> **Exercise task**
Write the records out again exactly, leaving no images in.

> **Records for this exercise**
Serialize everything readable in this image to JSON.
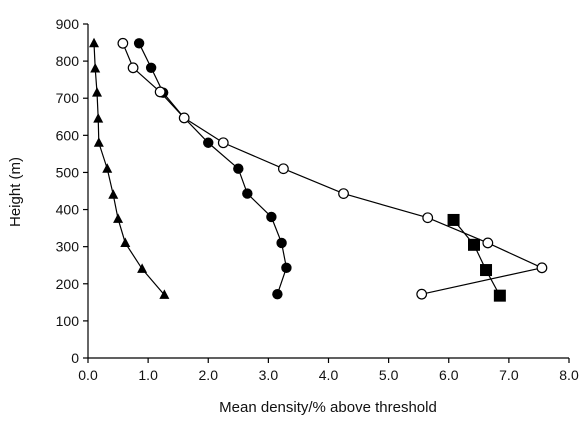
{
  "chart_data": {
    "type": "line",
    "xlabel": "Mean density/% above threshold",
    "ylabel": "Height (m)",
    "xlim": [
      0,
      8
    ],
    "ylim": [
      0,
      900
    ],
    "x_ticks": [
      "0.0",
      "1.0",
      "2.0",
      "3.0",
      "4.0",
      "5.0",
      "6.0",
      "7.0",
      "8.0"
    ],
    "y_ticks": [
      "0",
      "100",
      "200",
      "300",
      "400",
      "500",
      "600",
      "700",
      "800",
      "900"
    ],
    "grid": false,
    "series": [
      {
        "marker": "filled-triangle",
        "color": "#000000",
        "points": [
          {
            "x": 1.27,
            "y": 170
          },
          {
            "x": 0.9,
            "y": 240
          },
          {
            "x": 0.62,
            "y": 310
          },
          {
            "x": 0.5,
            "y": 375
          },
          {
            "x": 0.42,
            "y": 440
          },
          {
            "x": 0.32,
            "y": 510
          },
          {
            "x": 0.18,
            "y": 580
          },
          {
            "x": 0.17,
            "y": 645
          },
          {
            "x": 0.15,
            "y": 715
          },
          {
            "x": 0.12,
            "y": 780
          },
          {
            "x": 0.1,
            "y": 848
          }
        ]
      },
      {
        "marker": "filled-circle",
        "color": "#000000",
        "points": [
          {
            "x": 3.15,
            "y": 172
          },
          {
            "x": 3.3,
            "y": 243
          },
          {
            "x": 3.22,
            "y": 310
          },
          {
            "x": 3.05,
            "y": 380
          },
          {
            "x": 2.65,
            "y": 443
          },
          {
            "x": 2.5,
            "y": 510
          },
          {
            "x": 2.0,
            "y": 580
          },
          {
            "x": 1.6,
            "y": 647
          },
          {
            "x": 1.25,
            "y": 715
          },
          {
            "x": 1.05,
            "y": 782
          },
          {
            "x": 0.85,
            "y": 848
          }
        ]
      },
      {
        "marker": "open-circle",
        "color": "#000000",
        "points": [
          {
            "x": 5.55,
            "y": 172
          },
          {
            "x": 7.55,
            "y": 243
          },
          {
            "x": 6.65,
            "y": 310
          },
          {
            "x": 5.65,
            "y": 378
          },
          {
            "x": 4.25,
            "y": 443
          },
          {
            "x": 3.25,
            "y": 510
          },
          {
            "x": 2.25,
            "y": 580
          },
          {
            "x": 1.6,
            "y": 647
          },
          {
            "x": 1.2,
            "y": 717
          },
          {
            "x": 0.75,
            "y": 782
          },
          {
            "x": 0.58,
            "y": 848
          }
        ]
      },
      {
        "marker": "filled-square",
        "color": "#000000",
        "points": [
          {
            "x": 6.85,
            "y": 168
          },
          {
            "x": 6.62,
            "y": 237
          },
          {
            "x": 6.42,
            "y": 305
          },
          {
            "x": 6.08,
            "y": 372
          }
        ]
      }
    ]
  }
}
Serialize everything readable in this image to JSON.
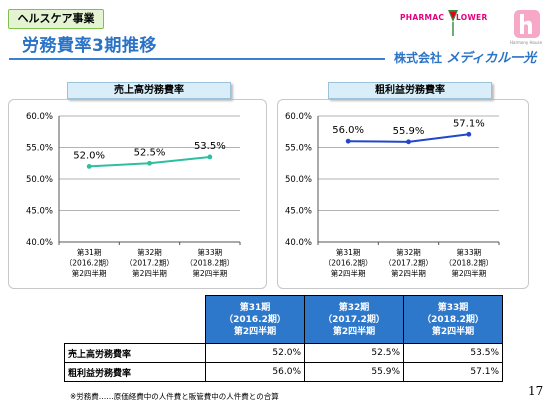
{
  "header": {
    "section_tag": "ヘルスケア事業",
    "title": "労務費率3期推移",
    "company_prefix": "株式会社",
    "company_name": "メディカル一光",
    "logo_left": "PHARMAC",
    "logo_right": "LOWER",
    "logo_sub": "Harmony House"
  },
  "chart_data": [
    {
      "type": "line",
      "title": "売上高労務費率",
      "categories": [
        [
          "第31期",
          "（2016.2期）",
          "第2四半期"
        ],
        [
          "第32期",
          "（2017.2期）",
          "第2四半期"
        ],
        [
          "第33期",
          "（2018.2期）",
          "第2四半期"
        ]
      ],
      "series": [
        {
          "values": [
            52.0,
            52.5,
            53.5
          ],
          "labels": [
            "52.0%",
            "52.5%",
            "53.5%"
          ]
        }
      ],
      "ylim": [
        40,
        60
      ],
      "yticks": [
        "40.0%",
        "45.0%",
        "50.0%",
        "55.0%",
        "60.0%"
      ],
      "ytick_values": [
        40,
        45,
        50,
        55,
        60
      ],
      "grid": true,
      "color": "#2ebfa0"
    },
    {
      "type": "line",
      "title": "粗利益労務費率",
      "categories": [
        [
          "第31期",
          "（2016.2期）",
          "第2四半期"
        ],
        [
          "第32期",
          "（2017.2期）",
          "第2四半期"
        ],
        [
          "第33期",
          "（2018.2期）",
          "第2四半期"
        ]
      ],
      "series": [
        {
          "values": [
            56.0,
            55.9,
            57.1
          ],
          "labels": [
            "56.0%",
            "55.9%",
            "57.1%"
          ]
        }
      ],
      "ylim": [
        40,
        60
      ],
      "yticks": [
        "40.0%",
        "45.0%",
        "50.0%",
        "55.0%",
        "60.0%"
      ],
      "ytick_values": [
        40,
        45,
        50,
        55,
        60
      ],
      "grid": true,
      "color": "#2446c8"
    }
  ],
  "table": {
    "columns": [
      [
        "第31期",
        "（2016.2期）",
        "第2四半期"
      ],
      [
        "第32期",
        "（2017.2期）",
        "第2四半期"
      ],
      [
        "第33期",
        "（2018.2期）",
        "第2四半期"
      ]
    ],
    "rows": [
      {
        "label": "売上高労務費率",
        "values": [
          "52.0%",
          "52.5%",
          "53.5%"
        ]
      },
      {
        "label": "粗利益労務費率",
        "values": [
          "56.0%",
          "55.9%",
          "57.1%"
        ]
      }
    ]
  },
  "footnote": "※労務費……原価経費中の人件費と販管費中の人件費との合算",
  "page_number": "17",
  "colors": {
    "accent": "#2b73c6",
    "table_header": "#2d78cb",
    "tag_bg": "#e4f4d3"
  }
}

> **Solution**
Serialize everything readable in this image to JSON.
{
  "chart_data": {
    "type": "line",
    "xlabel": "Mean density/% above threshold",
    "ylabel": "Height (m)",
    "xlim": [
      0,
      8
    ],
    "ylim": [
      0,
      900
    ],
    "x_ticks": [
      "0.0",
      "1.0",
      "2.0",
      "3.0",
      "4.0",
      "5.0",
      "6.0",
      "7.0",
      "8.0"
    ],
    "y_ticks": [
      "0",
      "100",
      "200",
      "300",
      "400",
      "500",
      "600",
      "700",
      "800",
      "900"
    ],
    "grid": false,
    "series": [
      {
        "marker": "filled-triangle",
        "color": "#000000",
        "points": [
          {
            "x": 1.27,
            "y": 170
          },
          {
            "x": 0.9,
            "y": 240
          },
          {
            "x": 0.62,
            "y": 310
          },
          {
            "x": 0.5,
            "y": 375
          },
          {
            "x": 0.42,
            "y": 440
          },
          {
            "x": 0.32,
            "y": 510
          },
          {
            "x": 0.18,
            "y": 580
          },
          {
            "x": 0.17,
            "y": 645
          },
          {
            "x": 0.15,
            "y": 715
          },
          {
            "x": 0.12,
            "y": 780
          },
          {
            "x": 0.1,
            "y": 848
          }
        ]
      },
      {
        "marker": "filled-circle",
        "color": "#000000",
        "points": [
          {
            "x": 3.15,
            "y": 172
          },
          {
            "x": 3.3,
            "y": 243
          },
          {
            "x": 3.22,
            "y": 310
          },
          {
            "x": 3.05,
            "y": 380
          },
          {
            "x": 2.65,
            "y": 443
          },
          {
            "x": 2.5,
            "y": 510
          },
          {
            "x": 2.0,
            "y": 580
          },
          {
            "x": 1.6,
            "y": 647
          },
          {
            "x": 1.25,
            "y": 715
          },
          {
            "x": 1.05,
            "y": 782
          },
          {
            "x": 0.85,
            "y": 848
          }
        ]
      },
      {
        "marker": "open-circle",
        "color": "#000000",
        "points": [
          {
            "x": 5.55,
            "y": 172
          },
          {
            "x": 7.55,
            "y": 243
          },
          {
            "x": 6.65,
            "y": 310
          },
          {
            "x": 5.65,
            "y": 378
          },
          {
            "x": 4.25,
            "y": 443
          },
          {
            "x": 3.25,
            "y": 510
          },
          {
            "x": 2.25,
            "y": 580
          },
          {
            "x": 1.6,
            "y": 647
          },
          {
            "x": 1.2,
            "y": 717
          },
          {
            "x": 0.75,
            "y": 782
          },
          {
            "x": 0.58,
            "y": 848
          }
        ]
      },
      {
        "marker": "filled-square",
        "color": "#000000",
        "points": [
          {
            "x": 6.85,
            "y": 168
          },
          {
            "x": 6.62,
            "y": 237
          },
          {
            "x": 6.42,
            "y": 305
          },
          {
            "x": 6.08,
            "y": 372
          }
        ]
      }
    ]
  }
}
Serialize everything readable in this image to JSON.
{
  "header": {
    "section_tag": "ヘルスケア事業",
    "title": "労務費率3期推移",
    "company_prefix": "株式会社",
    "company_name": "メディカル一光",
    "logo_left": "PHARMAC",
    "logo_right": "LOWER",
    "logo_sub": "Harmony House"
  },
  "chart_data": [
    {
      "type": "line",
      "title": "売上高労務費率",
      "categories": [
        [
          "第31期",
          "（2016.2期）",
          "第2四半期"
        ],
        [
          "第32期",
          "（2017.2期）",
          "第2四半期"
        ],
        [
          "第33期",
          "（2018.2期）",
          "第2四半期"
        ]
      ],
      "series": [
        {
          "values": [
            52.0,
            52.5,
            53.5
          ],
          "labels": [
            "52.0%",
            "52.5%",
            "53.5%"
          ]
        }
      ],
      "ylim": [
        40,
        60
      ],
      "yticks": [
        "40.0%",
        "45.0%",
        "50.0%",
        "55.0%",
        "60.0%"
      ],
      "ytick_values": [
        40,
        45,
        50,
        55,
        60
      ],
      "grid": true,
      "color": "#2ebfa0"
    },
    {
      "type": "line",
      "title": "粗利益労務費率",
      "categories": [
        [
          "第31期",
          "（2016.2期）",
          "第2四半期"
        ],
        [
          "第32期",
          "（2017.2期）",
          "第2四半期"
        ],
        [
          "第33期",
          "（2018.2期）",
          "第2四半期"
        ]
      ],
      "series": [
        {
          "values": [
            56.0,
            55.9,
            57.1
          ],
          "labels": [
            "56.0%",
            "55.9%",
            "57.1%"
          ]
        }
      ],
      "ylim": [
        40,
        60
      ],
      "yticks": [
        "40.0%",
        "45.0%",
        "50.0%",
        "55.0%",
        "60.0%"
      ],
      "ytick_values": [
        40,
        45,
        50,
        55,
        60
      ],
      "grid": true,
      "color": "#2446c8"
    }
  ],
  "table": {
    "columns": [
      [
        "第31期",
        "（2016.2期）",
        "第2四半期"
      ],
      [
        "第32期",
        "（2017.2期）",
        "第2四半期"
      ],
      [
        "第33期",
        "（2018.2期）",
        "第2四半期"
      ]
    ],
    "rows": [
      {
        "label": "売上高労務費率",
        "values": [
          "52.0%",
          "52.5%",
          "53.5%"
        ]
      },
      {
        "label": "粗利益労務費率",
        "values": [
          "56.0%",
          "55.9%",
          "57.1%"
        ]
      }
    ]
  },
  "footnote": "※労務費……原価経費中の人件費と販管費中の人件費との合算",
  "page_number": "17",
  "colors": {
    "accent": "#2b73c6",
    "table_header": "#2d78cb",
    "tag_bg": "#e4f4d3"
  }
}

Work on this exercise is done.